■ PROVIDED MATERIAL ■
▽
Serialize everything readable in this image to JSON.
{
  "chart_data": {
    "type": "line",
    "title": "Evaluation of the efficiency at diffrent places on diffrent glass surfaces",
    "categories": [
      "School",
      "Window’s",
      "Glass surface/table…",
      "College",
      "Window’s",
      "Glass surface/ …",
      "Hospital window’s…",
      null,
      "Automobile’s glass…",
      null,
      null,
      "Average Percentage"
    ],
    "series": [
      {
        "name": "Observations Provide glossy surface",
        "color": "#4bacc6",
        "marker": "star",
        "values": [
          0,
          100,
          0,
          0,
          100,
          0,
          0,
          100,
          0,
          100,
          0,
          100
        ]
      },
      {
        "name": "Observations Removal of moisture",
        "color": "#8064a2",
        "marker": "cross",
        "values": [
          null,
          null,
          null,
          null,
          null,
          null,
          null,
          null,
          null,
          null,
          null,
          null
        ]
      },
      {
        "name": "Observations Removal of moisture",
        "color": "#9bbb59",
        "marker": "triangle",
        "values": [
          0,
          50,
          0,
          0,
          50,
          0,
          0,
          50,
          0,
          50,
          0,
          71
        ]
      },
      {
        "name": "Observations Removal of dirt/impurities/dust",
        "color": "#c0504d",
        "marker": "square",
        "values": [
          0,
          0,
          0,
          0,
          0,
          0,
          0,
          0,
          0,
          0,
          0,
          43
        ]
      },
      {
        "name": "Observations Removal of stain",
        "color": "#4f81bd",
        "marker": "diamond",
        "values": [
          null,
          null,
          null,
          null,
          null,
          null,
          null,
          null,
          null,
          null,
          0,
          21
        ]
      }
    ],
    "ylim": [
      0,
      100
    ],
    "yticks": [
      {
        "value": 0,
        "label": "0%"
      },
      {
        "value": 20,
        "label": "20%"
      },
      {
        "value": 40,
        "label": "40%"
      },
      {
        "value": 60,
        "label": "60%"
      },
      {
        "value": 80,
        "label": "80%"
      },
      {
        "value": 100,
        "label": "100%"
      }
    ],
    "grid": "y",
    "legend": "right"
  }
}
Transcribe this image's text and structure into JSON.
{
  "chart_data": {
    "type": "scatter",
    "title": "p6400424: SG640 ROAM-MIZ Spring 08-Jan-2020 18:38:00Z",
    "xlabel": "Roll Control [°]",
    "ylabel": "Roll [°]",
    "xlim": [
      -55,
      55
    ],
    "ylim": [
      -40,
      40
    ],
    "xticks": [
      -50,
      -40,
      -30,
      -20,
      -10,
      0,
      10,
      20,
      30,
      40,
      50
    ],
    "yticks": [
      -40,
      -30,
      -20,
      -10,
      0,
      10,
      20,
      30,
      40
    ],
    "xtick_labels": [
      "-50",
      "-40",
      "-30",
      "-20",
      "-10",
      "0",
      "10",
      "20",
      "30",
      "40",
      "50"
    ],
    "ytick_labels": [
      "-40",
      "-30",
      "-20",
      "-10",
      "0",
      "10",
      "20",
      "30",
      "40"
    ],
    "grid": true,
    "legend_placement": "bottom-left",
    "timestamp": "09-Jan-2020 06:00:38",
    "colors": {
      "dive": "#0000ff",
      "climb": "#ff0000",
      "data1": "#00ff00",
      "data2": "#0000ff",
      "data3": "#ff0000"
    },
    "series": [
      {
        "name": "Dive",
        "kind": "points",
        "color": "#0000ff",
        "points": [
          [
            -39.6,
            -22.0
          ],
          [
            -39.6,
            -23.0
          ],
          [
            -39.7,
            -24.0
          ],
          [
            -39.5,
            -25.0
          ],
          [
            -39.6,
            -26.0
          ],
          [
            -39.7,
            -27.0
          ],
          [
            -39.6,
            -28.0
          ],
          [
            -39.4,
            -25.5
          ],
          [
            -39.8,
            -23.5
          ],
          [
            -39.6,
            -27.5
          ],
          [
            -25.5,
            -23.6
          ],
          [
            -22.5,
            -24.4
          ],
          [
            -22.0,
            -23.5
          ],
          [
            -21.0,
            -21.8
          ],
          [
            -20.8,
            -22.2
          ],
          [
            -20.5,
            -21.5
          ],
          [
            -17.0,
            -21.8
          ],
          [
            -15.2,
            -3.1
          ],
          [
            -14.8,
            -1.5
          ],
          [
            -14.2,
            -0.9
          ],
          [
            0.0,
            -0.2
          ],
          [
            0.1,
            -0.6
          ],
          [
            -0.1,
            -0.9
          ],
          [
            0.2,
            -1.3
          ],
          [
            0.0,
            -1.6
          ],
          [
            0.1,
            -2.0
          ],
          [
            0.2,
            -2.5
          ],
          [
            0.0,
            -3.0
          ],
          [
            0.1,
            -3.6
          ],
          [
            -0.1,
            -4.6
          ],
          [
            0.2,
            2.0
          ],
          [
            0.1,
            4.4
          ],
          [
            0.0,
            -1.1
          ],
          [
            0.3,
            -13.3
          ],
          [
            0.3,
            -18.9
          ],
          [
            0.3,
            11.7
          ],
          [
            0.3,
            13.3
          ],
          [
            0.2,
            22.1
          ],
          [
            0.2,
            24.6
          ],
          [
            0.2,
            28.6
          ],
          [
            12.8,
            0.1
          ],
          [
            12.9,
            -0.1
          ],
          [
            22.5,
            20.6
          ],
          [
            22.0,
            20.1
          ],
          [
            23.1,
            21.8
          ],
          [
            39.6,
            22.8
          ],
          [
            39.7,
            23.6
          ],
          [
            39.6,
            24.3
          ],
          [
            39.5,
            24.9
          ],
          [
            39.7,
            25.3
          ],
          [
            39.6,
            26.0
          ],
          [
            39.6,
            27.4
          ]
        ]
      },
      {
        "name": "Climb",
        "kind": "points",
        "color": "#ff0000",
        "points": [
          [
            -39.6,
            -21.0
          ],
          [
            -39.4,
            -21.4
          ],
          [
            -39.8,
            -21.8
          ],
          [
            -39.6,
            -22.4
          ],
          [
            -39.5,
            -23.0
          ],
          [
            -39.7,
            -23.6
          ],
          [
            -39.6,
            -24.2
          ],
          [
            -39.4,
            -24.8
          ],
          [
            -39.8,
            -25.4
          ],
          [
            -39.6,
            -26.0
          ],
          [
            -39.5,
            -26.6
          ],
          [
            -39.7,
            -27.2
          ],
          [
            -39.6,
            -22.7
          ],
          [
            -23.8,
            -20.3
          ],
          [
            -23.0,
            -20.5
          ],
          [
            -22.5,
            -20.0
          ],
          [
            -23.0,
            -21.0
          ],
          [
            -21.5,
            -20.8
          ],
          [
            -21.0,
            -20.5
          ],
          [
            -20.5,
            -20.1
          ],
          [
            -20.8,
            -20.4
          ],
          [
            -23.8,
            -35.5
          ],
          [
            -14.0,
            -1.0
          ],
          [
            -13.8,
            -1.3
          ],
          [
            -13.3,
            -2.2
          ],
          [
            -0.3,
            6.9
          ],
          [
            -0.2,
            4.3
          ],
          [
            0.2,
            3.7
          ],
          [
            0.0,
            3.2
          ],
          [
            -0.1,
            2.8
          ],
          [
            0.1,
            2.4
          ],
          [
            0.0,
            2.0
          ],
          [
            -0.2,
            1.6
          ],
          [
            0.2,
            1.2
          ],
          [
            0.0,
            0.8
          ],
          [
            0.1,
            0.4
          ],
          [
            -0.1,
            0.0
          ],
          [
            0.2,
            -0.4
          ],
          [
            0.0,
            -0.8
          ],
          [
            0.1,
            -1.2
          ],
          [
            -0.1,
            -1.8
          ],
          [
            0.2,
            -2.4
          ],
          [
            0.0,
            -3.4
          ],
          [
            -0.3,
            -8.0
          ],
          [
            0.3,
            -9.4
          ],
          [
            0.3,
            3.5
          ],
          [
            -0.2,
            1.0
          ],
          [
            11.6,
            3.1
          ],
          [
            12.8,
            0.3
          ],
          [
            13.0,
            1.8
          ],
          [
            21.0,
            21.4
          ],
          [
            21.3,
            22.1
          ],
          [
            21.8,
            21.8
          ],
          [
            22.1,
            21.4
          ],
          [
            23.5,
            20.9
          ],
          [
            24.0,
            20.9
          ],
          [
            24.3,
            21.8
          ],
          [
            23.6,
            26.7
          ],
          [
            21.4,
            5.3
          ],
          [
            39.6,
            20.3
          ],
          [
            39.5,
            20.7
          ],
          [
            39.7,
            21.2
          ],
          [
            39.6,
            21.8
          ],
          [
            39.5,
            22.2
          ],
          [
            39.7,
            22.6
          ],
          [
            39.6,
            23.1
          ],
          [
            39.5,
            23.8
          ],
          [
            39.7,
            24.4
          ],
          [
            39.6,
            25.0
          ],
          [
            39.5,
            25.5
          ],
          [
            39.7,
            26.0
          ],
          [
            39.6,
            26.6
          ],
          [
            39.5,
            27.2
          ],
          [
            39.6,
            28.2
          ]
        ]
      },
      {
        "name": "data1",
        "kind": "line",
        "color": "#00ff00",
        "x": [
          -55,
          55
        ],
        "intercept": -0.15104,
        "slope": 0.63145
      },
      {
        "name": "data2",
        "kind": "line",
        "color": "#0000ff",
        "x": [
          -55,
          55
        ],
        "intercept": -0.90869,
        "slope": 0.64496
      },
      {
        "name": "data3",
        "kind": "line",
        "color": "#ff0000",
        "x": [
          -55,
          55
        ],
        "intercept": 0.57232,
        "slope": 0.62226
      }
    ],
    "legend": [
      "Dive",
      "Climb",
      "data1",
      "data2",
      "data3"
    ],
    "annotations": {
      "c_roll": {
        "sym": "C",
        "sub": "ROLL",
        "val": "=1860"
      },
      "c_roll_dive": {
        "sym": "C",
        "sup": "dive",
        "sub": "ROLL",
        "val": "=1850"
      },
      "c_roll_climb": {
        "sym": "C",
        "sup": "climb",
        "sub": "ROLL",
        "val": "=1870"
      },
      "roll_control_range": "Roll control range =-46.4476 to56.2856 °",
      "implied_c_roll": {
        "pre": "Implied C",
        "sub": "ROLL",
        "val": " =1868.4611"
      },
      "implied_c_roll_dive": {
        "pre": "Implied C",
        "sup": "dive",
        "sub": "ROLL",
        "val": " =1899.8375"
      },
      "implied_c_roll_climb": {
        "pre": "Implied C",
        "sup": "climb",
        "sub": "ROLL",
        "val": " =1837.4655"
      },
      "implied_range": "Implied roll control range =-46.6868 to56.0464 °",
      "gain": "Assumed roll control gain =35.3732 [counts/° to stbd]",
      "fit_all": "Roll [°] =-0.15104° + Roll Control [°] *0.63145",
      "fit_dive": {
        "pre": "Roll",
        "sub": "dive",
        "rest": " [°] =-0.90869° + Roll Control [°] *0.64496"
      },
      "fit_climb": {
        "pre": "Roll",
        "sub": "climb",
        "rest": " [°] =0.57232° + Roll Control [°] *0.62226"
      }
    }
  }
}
△
Find every line in the records above that holds the word "this", and copy each one.

Serialize everything readable in this image to JSON.
Transcribe this image's text and structure into JSON.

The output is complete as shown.